STATED GOAL: Give back the entire listing verbatim.

SOURCE RECORDS:

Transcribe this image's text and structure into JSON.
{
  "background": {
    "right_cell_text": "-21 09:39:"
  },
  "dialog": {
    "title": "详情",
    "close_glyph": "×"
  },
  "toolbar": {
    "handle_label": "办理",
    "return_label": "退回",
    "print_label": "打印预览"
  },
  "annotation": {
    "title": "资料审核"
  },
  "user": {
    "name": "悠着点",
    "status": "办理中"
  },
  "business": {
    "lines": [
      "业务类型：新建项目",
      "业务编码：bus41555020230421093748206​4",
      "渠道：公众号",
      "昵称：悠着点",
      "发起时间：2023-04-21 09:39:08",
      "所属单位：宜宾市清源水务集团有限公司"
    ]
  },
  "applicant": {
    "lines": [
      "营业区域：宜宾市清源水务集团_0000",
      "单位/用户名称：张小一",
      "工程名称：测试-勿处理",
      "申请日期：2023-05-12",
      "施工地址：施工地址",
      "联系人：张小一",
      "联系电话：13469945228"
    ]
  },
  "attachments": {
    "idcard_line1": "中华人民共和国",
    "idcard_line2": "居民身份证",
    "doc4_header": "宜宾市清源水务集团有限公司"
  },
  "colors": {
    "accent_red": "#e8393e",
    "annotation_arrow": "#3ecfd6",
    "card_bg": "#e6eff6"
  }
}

EXERCISE RESULT:
Transcribe this image's text and structure into JSON.
{
  "background": {
    "right_cell_text": "-21 09:39:"
  },
  "dialog": {
    "title": "详情",
    "close_glyph": "×"
  },
  "toolbar": {
    "handle_label": "办理",
    "return_label": "退回",
    "print_label": "打印预览"
  },
  "annotation": {
    "title": "资料审核"
  },
  "user": {
    "name": "悠着点",
    "status": "办理中"
  },
  "business": {
    "lines": [
      "业务类型：新建项目",
      "业务编码：bus41555020230421093748206​4",
      "渠道：公众号",
      "昵称：悠着点",
      "发起时间：2023-04-21 09:39:08",
      "所属单位：宜宾市清源水务集团有限公司"
    ]
  },
  "applicant": {
    "lines": [
      "营业区域：宜宾市清源水务集团_0000",
      "单位/用户名称：张小一",
      "工程名称：测试-勿处理",
      "申请日期：2023-05-12",
      "施工地址：施工地址",
      "联系人：张小一",
      "联系电话：13469945228"
    ]
  },
  "attachments": {
    "idcard_line1": "中华人民共和国",
    "idcard_line2": "居民身份证",
    "doc4_header": "宜宾市清源水务集团有限公司"
  },
  "colors": {
    "accent_red": "#e8393e",
    "annotation_arrow": "#3ecfd6",
    "card_bg": "#e6eff6"
  }
}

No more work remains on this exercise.